__SET PROBLEM__. Type out the records that follow, exactly as given.

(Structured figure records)
--------------------------------------------------

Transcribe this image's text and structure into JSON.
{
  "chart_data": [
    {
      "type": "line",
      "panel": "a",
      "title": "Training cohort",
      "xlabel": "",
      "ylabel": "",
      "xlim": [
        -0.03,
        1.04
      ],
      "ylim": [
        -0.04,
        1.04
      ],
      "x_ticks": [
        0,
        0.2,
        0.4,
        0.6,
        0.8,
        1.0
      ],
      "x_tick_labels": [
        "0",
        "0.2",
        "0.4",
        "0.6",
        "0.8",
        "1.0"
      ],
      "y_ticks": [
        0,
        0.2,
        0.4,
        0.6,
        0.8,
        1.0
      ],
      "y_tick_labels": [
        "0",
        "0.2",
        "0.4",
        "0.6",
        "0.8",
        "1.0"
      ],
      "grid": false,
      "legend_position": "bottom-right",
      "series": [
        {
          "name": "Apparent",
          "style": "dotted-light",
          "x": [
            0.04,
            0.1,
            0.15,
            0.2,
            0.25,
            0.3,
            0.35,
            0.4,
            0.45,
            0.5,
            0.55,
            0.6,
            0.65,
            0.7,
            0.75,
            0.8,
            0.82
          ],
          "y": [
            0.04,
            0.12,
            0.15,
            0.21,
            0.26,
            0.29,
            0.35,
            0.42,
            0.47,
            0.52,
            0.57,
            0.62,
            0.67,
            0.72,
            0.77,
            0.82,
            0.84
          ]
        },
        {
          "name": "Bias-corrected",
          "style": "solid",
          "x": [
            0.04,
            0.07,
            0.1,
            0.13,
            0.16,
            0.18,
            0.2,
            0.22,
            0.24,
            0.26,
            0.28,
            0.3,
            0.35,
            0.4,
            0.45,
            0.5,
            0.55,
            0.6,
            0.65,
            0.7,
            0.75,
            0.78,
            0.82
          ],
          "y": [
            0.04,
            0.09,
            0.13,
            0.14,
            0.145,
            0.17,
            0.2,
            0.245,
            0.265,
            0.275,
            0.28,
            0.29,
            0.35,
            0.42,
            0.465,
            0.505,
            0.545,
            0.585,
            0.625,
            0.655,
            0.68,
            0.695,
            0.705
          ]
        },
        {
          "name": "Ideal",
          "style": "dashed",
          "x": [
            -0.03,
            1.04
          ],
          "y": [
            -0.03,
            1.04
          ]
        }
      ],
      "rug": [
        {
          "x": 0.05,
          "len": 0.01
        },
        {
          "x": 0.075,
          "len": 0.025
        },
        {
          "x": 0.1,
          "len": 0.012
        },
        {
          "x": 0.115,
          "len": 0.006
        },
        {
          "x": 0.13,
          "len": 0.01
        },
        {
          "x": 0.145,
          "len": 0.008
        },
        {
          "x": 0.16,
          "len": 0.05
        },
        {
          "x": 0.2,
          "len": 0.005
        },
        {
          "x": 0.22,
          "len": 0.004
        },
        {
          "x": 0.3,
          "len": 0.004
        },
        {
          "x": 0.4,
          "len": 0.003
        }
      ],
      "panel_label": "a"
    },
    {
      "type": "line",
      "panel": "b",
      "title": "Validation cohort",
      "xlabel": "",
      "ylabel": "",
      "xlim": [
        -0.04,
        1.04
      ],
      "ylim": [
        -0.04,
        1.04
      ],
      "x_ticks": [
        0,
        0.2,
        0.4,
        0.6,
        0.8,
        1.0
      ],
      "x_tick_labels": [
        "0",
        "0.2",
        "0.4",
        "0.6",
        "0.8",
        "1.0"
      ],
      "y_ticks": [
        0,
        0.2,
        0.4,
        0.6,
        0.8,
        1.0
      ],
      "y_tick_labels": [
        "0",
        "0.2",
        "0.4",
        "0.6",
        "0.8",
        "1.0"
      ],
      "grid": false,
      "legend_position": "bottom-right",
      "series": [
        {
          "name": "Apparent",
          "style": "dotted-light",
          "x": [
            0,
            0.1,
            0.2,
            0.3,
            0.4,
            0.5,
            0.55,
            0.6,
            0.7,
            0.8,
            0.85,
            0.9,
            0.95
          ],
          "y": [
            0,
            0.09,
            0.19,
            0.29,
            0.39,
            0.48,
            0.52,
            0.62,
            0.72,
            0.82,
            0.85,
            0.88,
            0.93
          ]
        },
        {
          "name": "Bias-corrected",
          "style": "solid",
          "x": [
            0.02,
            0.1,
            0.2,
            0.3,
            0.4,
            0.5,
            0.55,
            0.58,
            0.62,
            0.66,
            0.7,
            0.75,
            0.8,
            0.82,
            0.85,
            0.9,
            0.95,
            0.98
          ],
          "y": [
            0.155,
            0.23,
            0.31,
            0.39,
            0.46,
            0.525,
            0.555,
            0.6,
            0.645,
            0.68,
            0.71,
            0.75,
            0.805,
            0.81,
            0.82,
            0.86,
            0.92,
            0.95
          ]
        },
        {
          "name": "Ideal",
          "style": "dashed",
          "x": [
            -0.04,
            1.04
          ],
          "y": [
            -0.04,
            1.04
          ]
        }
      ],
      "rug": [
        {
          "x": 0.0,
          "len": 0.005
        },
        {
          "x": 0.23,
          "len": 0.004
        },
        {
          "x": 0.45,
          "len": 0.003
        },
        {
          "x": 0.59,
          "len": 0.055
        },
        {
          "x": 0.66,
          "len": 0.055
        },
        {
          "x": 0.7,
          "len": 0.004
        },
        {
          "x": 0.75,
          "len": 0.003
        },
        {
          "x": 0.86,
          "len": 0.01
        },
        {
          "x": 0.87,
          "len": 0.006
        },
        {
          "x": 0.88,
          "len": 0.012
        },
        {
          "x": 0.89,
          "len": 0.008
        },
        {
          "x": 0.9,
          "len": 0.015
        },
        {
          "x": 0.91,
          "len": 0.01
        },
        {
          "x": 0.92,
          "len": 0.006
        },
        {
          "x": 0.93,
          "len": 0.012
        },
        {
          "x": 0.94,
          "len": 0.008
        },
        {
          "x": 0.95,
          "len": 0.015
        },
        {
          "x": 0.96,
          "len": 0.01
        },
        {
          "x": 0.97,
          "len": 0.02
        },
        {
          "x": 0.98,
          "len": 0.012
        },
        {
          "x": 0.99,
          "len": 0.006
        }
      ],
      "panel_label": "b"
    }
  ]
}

--------------------------------------------------

__WRITTEN SOLUTION__.
Transcribe this image's text and structure into JSON.
{
  "chart_data": [
    {
      "type": "line",
      "panel": "a",
      "title": "Training cohort",
      "xlabel": "",
      "ylabel": "",
      "xlim": [
        -0.03,
        1.04
      ],
      "ylim": [
        -0.04,
        1.04
      ],
      "x_ticks": [
        0,
        0.2,
        0.4,
        0.6,
        0.8,
        1.0
      ],
      "x_tick_labels": [
        "0",
        "0.2",
        "0.4",
        "0.6",
        "0.8",
        "1.0"
      ],
      "y_ticks": [
        0,
        0.2,
        0.4,
        0.6,
        0.8,
        1.0
      ],
      "y_tick_labels": [
        "0",
        "0.2",
        "0.4",
        "0.6",
        "0.8",
        "1.0"
      ],
      "grid": false,
      "legend_position": "bottom-right",
      "series": [
        {
          "name": "Apparent",
          "style": "dotted-light",
          "x": [
            0.04,
            0.1,
            0.15,
            0.2,
            0.25,
            0.3,
            0.35,
            0.4,
            0.45,
            0.5,
            0.55,
            0.6,
            0.65,
            0.7,
            0.75,
            0.8,
            0.82
          ],
          "y": [
            0.04,
            0.12,
            0.15,
            0.21,
            0.26,
            0.29,
            0.35,
            0.42,
            0.47,
            0.52,
            0.57,
            0.62,
            0.67,
            0.72,
            0.77,
            0.82,
            0.84
          ]
        },
        {
          "name": "Bias-corrected",
          "style": "solid",
          "x": [
            0.04,
            0.07,
            0.1,
            0.13,
            0.16,
            0.18,
            0.2,
            0.22,
            0.24,
            0.26,
            0.28,
            0.3,
            0.35,
            0.4,
            0.45,
            0.5,
            0.55,
            0.6,
            0.65,
            0.7,
            0.75,
            0.78,
            0.82
          ],
          "y": [
            0.04,
            0.09,
            0.13,
            0.14,
            0.145,
            0.17,
            0.2,
            0.245,
            0.265,
            0.275,
            0.28,
            0.29,
            0.35,
            0.42,
            0.465,
            0.505,
            0.545,
            0.585,
            0.625,
            0.655,
            0.68,
            0.695,
            0.705
          ]
        },
        {
          "name": "Ideal",
          "style": "dashed",
          "x": [
            -0.03,
            1.04
          ],
          "y": [
            -0.03,
            1.04
          ]
        }
      ],
      "rug": [
        {
          "x": 0.05,
          "len": 0.01
        },
        {
          "x": 0.075,
          "len": 0.025
        },
        {
          "x": 0.1,
          "len": 0.012
        },
        {
          "x": 0.115,
          "len": 0.006
        },
        {
          "x": 0.13,
          "len": 0.01
        },
        {
          "x": 0.145,
          "len": 0.008
        },
        {
          "x": 0.16,
          "len": 0.05
        },
        {
          "x": 0.2,
          "len": 0.005
        },
        {
          "x": 0.22,
          "len": 0.004
        },
        {
          "x": 0.3,
          "len": 0.004
        },
        {
          "x": 0.4,
          "len": 0.003
        }
      ],
      "panel_label": "a"
    },
    {
      "type": "line",
      "panel": "b",
      "title": "Validation cohort",
      "xlabel": "",
      "ylabel": "",
      "xlim": [
        -0.04,
        1.04
      ],
      "ylim": [
        -0.04,
        1.04
      ],
      "x_ticks": [
        0,
        0.2,
        0.4,
        0.6,
        0.8,
        1.0
      ],
      "x_tick_labels": [
        "0",
        "0.2",
        "0.4",
        "0.6",
        "0.8",
        "1.0"
      ],
      "y_ticks": [
        0,
        0.2,
        0.4,
        0.6,
        0.8,
        1.0
      ],
      "y_tick_labels": [
        "0",
        "0.2",
        "0.4",
        "0.6",
        "0.8",
        "1.0"
      ],
      "grid": false,
      "legend_position": "bottom-right",
      "series": [
        {
          "name": "Apparent",
          "style": "dotted-light",
          "x": [
            0,
            0.1,
            0.2,
            0.3,
            0.4,
            0.5,
            0.55,
            0.6,
            0.7,
            0.8,
            0.85,
            0.9,
            0.95
          ],
          "y": [
            0,
            0.09,
            0.19,
            0.29,
            0.39,
            0.48,
            0.52,
            0.62,
            0.72,
            0.82,
            0.85,
            0.88,
            0.93
          ]
        },
        {
          "name": "Bias-corrected",
          "style": "solid",
          "x": [
            0.02,
            0.1,
            0.2,
            0.3,
            0.4,
            0.5,
            0.55,
            0.58,
            0.62,
            0.66,
            0.7,
            0.75,
            0.8,
            0.82,
            0.85,
            0.9,
            0.95,
            0.98
          ],
          "y": [
            0.155,
            0.23,
            0.31,
            0.39,
            0.46,
            0.525,
            0.555,
            0.6,
            0.645,
            0.68,
            0.71,
            0.75,
            0.805,
            0.81,
            0.82,
            0.86,
            0.92,
            0.95
          ]
        },
        {
          "name": "Ideal",
          "style": "dashed",
          "x": [
            -0.04,
            1.04
          ],
          "y": [
            -0.04,
            1.04
          ]
        }
      ],
      "rug": [
        {
          "x": 0.0,
          "len": 0.005
        },
        {
          "x": 0.23,
          "len": 0.004
        },
        {
          "x": 0.45,
          "len": 0.003
        },
        {
          "x": 0.59,
          "len": 0.055
        },
        {
          "x": 0.66,
          "len": 0.055
        },
        {
          "x": 0.7,
          "len": 0.004
        },
        {
          "x": 0.75,
          "len": 0.003
        },
        {
          "x": 0.86,
          "len": 0.01
        },
        {
          "x": 0.87,
          "len": 0.006
        },
        {
          "x": 0.88,
          "len": 0.012
        },
        {
          "x": 0.89,
          "len": 0.008
        },
        {
          "x": 0.9,
          "len": 0.015
        },
        {
          "x": 0.91,
          "len": 0.01
        },
        {
          "x": 0.92,
          "len": 0.006
        },
        {
          "x": 0.93,
          "len": 0.012
        },
        {
          "x": 0.94,
          "len": 0.008
        },
        {
          "x": 0.95,
          "len": 0.015
        },
        {
          "x": 0.96,
          "len": 0.01
        },
        {
          "x": 0.97,
          "len": 0.02
        },
        {
          "x": 0.98,
          "len": 0.012
        },
        {
          "x": 0.99,
          "len": 0.006
        }
      ],
      "panel_label": "b"
    }
  ]
}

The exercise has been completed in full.